-- START THE RECORDS --

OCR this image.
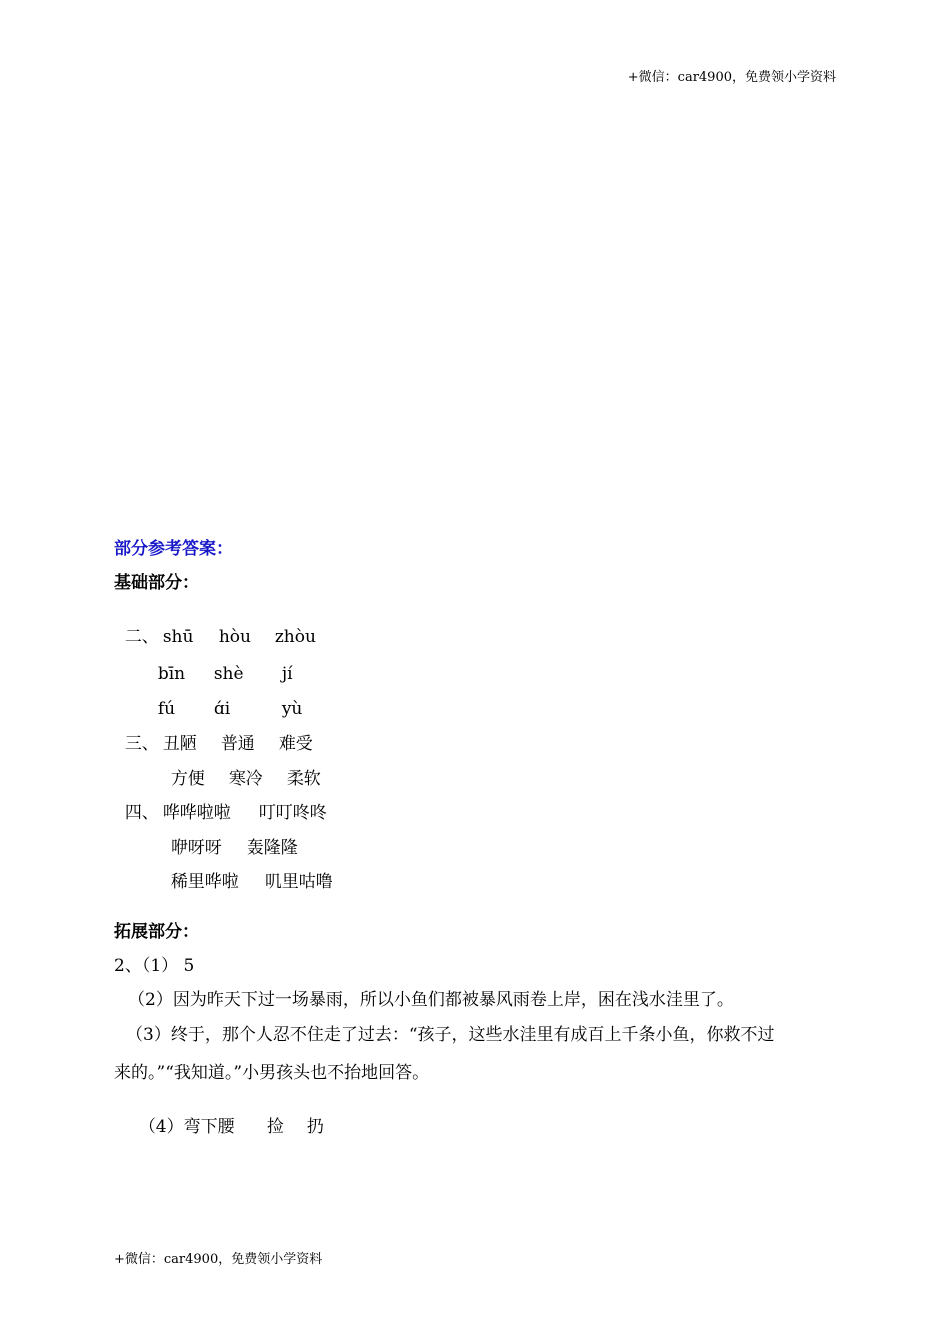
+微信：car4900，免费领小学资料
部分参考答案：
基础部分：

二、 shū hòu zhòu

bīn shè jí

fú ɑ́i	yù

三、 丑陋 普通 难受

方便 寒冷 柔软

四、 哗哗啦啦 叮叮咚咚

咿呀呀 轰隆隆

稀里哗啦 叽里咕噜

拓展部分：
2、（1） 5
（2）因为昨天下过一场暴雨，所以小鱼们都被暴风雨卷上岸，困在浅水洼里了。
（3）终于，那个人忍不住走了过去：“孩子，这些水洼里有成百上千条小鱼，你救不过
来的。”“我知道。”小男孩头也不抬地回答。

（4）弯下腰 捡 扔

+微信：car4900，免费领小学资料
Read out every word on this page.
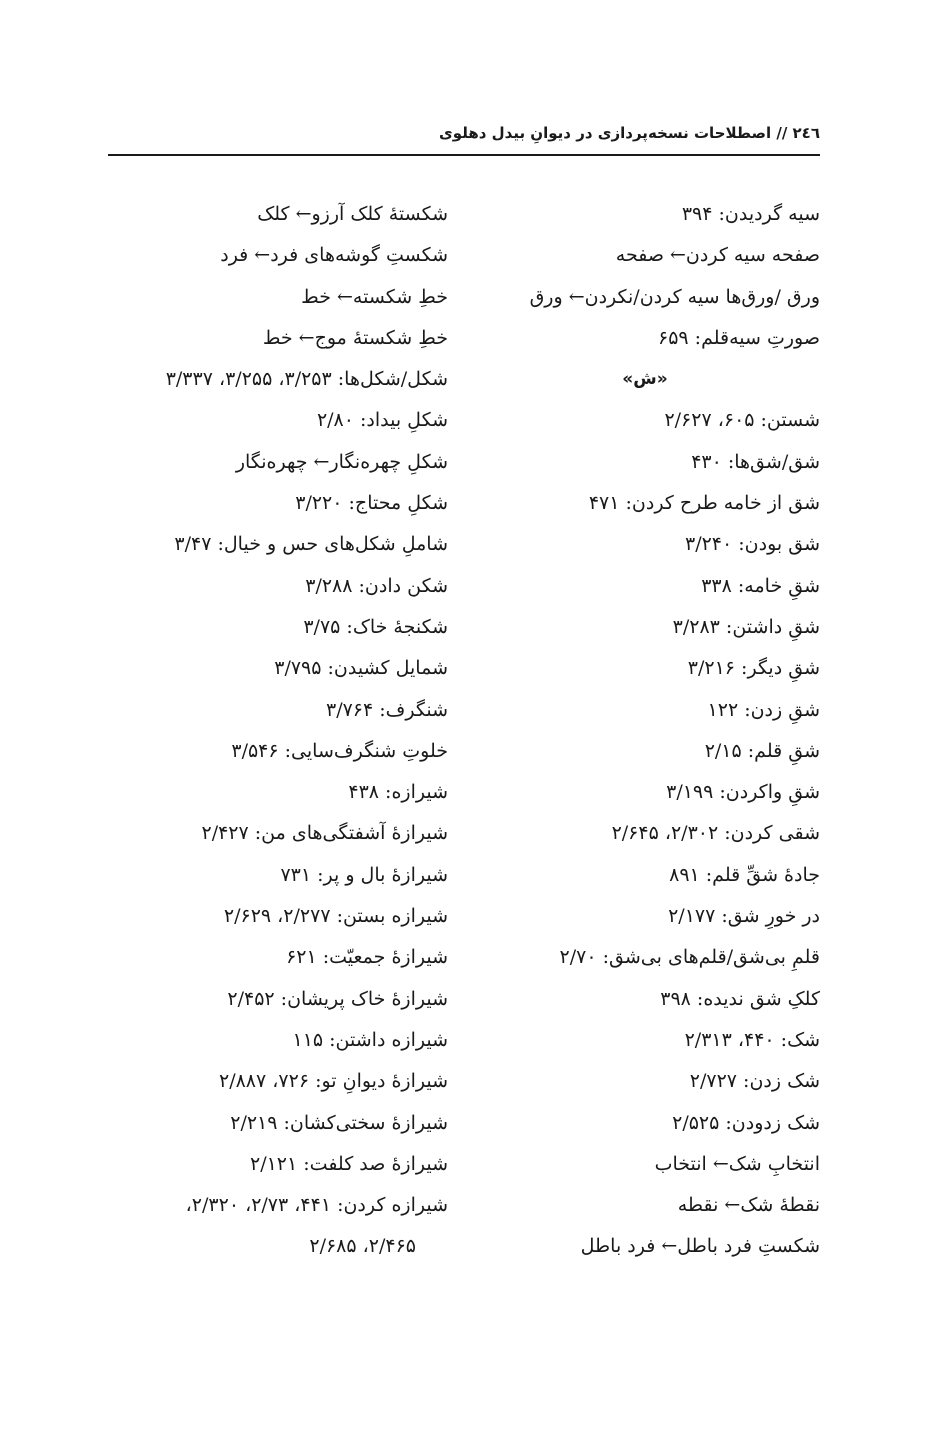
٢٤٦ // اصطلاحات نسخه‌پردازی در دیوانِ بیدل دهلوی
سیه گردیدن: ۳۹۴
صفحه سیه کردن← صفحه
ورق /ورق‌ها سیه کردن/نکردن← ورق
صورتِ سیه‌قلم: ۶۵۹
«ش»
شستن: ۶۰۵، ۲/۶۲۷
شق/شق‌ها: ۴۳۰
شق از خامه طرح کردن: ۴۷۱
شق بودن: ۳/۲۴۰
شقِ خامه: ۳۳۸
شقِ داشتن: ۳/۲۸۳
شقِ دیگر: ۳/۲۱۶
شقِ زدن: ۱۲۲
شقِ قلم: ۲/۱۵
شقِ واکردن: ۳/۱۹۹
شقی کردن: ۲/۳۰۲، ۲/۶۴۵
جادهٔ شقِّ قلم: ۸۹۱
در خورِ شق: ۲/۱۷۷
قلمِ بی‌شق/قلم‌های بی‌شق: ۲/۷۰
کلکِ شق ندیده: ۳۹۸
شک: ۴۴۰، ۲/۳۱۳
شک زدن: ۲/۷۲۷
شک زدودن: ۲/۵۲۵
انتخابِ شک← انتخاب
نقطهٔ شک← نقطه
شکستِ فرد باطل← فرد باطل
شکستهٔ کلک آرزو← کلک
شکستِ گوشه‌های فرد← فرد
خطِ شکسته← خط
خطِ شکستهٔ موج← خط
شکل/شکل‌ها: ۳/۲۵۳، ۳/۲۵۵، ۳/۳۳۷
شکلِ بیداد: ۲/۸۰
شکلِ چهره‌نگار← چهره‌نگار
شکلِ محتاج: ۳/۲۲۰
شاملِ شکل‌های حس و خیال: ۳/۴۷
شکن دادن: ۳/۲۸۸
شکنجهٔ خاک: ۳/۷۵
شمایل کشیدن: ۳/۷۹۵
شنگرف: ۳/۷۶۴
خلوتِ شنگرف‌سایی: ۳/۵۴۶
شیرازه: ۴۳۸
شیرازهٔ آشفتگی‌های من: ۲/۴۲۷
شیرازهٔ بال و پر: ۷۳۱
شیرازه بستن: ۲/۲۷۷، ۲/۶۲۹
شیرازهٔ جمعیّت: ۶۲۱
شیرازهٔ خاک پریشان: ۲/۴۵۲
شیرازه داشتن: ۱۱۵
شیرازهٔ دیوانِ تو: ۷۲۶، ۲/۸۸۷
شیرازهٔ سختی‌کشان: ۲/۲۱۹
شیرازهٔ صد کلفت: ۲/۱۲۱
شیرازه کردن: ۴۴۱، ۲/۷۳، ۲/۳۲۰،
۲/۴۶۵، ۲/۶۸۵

-- END THE RECORDS --

=== GIVEN PROBLEM ===
Copy all the data exactly as written, but skip any picture.

=== ANSWER TO THIS EXERCISE ===
OCR this image.
+微信：car4900，免费领小学资料
部分参考答案：
基础部分：

二、 shū hòu zhòu

bīn shè jí

fú ɑ́i	yù

三、 丑陋 普通 难受

方便 寒冷 柔软

四、 哗哗啦啦 叮叮咚咚

咿呀呀 轰隆隆

稀里哗啦 叽里咕噜

拓展部分：
2、（1） 5
（2）因为昨天下过一场暴雨，所以小鱼们都被暴风雨卷上岸，困在浅水洼里了。
（3）终于，那个人忍不住走了过去：“孩子，这些水洼里有成百上千条小鱼，你救不过
来的。”“我知道。”小男孩头也不抬地回答。

（4）弯下腰 捡 扔

+微信：car4900，免费领小学资料
Read out every word on this page.
٢٤٦ // اصطلاحات نسخه‌پردازی در دیوانِ بیدل دهلوی
سیه گردیدن: ۳۹۴
صفحه سیه کردن← صفحه
ورق /ورق‌ها سیه کردن/نکردن← ورق
صورتِ سیه‌قلم: ۶۵۹
«ش»
شستن: ۶۰۵، ۲/۶۲۷
شق/شق‌ها: ۴۳۰
شق از خامه طرح کردن: ۴۷۱
شق بودن: ۳/۲۴۰
شقِ خامه: ۳۳۸
شقِ داشتن: ۳/۲۸۳
شقِ دیگر: ۳/۲۱۶
شقِ زدن: ۱۲۲
شقِ قلم: ۲/۱۵
شقِ واکردن: ۳/۱۹۹
شقی کردن: ۲/۳۰۲، ۲/۶۴۵
جادهٔ شقِّ قلم: ۸۹۱
در خورِ شق: ۲/۱۷۷
قلمِ بی‌شق/قلم‌های بی‌شق: ۲/۷۰
کلکِ شق ندیده: ۳۹۸
شک: ۴۴۰، ۲/۳۱۳
شک زدن: ۲/۷۲۷
شک زدودن: ۲/۵۲۵
انتخابِ شک← انتخاب
نقطهٔ شک← نقطه
شکستِ فرد باطل← فرد باطل
شکستهٔ کلک آرزو← کلک
شکستِ گوشه‌های فرد← فرد
خطِ شکسته← خط
خطِ شکستهٔ موج← خط
شکل/شکل‌ها: ۳/۲۵۳، ۳/۲۵۵، ۳/۳۳۷
شکلِ بیداد: ۲/۸۰
شکلِ چهره‌نگار← چهره‌نگار
شکلِ محتاج: ۳/۲۲۰
شاملِ شکل‌های حس و خیال: ۳/۴۷
شکن دادن: ۳/۲۸۸
شکنجهٔ خاک: ۳/۷۵
شمایل کشیدن: ۳/۷۹۵
شنگرف: ۳/۷۶۴
خلوتِ شنگرف‌سایی: ۳/۵۴۶
شیرازه: ۴۳۸
شیرازهٔ آشفتگی‌های من: ۲/۴۲۷
شیرازهٔ بال و پر: ۷۳۱
شیرازه بستن: ۲/۲۷۷، ۲/۶۲۹
شیرازهٔ جمعیّت: ۶۲۱
شیرازهٔ خاک پریشان: ۲/۴۵۲
شیرازه داشتن: ۱۱۵
شیرازهٔ دیوانِ تو: ۷۲۶، ۲/۸۸۷
شیرازهٔ سختی‌کشان: ۲/۲۱۹
شیرازهٔ صد کلفت: ۲/۱۲۱
شیرازه کردن: ۴۴۱، ۲/۷۳، ۲/۳۲۰،
۲/۴۶۵، ۲/۶۸۵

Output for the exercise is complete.